WHAT YOU HAVE TO DO ->
Work out how many lines hold the string "Monitoring". Give that number and nothing more.
>> Start
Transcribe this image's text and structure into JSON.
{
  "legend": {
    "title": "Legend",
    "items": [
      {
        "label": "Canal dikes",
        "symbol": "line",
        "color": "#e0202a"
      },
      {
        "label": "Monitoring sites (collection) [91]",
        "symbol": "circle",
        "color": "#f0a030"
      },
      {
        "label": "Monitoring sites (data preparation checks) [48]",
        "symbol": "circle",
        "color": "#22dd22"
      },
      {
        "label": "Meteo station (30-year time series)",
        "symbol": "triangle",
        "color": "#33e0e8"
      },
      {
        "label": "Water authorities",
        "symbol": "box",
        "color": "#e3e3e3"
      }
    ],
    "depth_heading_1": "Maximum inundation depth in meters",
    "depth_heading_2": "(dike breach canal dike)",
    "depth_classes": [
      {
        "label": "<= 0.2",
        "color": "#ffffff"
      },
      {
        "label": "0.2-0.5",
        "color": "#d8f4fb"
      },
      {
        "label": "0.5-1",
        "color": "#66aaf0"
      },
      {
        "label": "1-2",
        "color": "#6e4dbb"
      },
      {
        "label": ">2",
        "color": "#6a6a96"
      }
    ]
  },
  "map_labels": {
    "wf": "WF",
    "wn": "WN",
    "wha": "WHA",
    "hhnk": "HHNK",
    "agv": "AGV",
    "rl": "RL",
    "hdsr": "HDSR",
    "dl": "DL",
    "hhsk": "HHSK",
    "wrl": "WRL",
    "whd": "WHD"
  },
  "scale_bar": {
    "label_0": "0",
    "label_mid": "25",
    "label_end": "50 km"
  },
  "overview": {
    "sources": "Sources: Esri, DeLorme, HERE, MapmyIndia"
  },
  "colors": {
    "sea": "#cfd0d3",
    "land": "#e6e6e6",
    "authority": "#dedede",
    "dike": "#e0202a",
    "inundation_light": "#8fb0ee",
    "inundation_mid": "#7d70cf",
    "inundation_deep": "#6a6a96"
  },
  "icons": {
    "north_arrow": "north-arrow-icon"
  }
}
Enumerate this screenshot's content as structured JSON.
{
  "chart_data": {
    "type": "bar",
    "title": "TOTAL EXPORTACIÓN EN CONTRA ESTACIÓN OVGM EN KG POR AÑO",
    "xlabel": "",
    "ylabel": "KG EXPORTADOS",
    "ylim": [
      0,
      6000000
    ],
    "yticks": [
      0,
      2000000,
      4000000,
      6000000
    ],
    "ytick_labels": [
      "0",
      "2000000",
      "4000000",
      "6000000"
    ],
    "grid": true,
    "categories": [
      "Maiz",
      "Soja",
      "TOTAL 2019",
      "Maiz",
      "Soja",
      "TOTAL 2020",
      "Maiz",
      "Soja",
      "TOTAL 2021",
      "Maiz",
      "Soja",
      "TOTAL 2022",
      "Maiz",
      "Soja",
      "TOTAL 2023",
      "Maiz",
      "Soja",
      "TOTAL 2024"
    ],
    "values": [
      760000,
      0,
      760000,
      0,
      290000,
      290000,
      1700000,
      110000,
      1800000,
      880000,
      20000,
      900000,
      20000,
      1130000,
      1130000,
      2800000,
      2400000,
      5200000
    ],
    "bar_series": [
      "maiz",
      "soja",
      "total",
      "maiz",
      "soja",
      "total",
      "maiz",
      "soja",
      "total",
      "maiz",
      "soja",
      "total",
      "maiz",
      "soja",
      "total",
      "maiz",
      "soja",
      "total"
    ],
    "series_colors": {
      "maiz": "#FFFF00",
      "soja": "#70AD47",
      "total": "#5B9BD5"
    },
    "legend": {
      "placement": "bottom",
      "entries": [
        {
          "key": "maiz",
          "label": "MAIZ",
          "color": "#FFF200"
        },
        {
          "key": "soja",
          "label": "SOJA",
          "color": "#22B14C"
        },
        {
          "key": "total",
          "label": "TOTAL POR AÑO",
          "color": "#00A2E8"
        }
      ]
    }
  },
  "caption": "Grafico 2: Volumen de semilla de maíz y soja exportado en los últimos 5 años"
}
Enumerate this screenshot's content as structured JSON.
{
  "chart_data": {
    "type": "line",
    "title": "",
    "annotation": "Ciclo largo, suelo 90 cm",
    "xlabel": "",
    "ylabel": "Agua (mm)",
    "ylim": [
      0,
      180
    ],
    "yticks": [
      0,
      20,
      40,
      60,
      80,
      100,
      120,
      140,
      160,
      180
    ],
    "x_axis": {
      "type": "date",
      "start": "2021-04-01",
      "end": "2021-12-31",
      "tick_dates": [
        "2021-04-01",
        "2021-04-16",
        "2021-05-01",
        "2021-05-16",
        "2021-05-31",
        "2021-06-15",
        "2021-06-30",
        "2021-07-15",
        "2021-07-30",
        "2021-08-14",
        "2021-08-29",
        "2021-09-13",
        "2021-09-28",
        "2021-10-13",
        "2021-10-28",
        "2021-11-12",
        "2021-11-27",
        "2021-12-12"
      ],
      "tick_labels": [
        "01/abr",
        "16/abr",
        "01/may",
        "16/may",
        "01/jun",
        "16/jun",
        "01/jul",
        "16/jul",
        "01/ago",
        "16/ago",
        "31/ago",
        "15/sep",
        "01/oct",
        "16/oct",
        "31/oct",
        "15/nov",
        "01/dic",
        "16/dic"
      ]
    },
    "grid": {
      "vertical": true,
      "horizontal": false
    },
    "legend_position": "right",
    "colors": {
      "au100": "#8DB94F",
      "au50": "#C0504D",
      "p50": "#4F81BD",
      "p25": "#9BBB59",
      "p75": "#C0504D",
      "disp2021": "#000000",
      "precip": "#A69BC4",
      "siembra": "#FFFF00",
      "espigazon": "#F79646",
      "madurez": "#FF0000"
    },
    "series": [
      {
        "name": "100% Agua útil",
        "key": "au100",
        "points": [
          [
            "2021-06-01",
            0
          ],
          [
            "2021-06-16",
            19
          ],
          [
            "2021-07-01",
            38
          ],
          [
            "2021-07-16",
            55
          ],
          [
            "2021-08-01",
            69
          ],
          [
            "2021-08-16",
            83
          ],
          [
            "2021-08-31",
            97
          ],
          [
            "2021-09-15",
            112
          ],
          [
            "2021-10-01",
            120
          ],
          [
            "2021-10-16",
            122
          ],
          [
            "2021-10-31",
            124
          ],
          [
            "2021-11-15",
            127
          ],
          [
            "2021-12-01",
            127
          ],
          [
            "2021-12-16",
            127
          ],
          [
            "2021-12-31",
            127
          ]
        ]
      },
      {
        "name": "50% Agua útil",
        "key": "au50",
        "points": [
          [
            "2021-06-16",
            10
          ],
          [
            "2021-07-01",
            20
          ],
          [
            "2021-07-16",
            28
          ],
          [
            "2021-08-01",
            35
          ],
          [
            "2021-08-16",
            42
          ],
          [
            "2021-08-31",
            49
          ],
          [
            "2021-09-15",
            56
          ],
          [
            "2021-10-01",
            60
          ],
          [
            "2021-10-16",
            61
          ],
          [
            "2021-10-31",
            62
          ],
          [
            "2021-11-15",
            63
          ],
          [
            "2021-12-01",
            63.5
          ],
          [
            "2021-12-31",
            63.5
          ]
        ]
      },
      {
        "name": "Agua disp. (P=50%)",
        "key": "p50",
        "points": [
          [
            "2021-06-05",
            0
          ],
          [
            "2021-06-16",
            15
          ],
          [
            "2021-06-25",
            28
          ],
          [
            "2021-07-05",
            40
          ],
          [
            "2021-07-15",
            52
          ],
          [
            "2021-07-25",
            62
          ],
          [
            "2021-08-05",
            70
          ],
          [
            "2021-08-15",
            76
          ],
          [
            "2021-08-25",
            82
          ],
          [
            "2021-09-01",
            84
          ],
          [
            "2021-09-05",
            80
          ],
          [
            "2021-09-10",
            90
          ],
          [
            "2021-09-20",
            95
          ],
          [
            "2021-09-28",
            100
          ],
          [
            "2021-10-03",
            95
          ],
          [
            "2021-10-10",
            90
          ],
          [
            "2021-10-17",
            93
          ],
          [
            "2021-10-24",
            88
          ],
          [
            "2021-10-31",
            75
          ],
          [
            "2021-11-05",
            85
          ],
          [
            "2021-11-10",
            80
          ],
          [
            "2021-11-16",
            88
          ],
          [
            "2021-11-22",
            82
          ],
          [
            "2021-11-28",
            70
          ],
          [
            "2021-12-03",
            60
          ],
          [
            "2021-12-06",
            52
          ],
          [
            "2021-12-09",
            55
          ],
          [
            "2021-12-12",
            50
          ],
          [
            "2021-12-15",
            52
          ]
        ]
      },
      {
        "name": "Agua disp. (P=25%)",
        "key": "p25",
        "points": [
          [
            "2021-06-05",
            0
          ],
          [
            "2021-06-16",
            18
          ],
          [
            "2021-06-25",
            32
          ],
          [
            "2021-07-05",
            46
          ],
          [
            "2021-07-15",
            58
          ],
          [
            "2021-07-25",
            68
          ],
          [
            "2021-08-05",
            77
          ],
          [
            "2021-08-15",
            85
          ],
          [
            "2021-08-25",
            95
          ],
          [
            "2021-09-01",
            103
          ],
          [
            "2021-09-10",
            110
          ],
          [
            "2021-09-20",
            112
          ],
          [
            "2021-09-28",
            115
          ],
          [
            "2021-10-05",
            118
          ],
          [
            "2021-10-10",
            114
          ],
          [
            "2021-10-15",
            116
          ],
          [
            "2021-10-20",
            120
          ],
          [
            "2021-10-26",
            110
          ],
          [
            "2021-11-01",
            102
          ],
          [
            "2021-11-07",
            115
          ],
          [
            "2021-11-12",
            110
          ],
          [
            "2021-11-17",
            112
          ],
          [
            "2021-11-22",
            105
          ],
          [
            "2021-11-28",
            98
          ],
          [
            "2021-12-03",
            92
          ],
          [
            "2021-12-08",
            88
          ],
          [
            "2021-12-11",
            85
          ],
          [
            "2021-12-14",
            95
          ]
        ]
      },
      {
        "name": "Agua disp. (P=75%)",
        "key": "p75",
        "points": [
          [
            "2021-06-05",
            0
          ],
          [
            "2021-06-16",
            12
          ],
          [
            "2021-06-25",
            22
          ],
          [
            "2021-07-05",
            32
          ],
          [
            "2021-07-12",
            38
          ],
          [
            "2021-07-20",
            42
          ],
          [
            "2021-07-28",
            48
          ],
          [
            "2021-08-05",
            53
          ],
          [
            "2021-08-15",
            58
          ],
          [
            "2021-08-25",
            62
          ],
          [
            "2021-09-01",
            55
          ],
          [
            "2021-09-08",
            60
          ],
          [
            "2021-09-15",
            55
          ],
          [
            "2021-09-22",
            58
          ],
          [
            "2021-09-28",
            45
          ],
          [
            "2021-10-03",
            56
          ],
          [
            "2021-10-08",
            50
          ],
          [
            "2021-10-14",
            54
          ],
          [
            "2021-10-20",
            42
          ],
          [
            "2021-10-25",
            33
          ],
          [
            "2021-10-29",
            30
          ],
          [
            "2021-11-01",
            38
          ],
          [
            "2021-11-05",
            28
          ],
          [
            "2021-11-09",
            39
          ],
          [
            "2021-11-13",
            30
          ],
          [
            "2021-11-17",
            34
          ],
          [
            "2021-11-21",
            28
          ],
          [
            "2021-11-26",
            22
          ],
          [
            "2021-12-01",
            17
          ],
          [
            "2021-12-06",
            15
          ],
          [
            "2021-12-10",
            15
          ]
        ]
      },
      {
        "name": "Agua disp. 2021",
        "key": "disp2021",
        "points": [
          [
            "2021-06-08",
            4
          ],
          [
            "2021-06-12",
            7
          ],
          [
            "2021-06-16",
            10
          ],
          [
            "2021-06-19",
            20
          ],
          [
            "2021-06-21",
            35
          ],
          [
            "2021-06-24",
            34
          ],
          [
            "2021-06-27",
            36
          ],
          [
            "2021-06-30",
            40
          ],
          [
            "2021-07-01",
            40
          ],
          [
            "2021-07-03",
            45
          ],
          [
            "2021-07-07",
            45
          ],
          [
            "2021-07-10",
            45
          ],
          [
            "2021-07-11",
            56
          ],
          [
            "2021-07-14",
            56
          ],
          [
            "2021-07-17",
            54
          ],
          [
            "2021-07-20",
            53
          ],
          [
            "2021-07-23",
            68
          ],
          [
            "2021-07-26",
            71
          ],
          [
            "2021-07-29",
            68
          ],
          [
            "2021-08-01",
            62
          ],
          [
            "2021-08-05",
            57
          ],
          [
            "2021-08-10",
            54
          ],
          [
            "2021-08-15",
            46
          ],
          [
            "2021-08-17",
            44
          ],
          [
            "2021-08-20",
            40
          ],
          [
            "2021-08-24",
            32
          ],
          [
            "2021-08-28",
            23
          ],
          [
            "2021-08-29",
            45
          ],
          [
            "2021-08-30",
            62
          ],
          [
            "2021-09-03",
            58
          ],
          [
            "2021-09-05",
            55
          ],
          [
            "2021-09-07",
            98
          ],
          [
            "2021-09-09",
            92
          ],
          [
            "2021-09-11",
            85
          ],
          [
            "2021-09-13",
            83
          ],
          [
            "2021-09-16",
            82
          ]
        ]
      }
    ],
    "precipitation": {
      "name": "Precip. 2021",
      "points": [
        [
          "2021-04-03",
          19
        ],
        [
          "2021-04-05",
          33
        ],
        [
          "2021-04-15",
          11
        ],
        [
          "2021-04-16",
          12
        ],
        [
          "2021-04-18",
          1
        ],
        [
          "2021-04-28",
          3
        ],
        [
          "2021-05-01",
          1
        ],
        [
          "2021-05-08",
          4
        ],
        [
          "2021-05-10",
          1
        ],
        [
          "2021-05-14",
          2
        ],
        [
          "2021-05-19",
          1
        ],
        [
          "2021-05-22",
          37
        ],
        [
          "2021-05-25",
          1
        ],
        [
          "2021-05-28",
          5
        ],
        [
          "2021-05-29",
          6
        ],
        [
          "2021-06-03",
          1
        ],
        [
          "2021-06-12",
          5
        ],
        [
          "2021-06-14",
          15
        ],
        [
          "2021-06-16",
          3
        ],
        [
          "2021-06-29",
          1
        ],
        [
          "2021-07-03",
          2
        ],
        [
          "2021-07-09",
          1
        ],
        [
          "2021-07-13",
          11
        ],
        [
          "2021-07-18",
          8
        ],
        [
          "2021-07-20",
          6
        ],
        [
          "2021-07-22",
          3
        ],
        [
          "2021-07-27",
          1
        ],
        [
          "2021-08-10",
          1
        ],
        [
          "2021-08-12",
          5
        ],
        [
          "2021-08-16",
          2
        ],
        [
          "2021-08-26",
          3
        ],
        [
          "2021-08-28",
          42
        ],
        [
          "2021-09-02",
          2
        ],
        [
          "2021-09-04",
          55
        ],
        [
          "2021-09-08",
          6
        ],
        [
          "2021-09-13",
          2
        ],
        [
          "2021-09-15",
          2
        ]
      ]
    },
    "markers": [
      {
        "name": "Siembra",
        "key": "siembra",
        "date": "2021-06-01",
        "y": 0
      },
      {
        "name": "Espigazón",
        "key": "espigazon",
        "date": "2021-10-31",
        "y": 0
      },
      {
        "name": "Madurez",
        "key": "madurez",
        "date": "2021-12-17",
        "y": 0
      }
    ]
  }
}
>> End
ANSWER TO THIS EXERCISE ->
2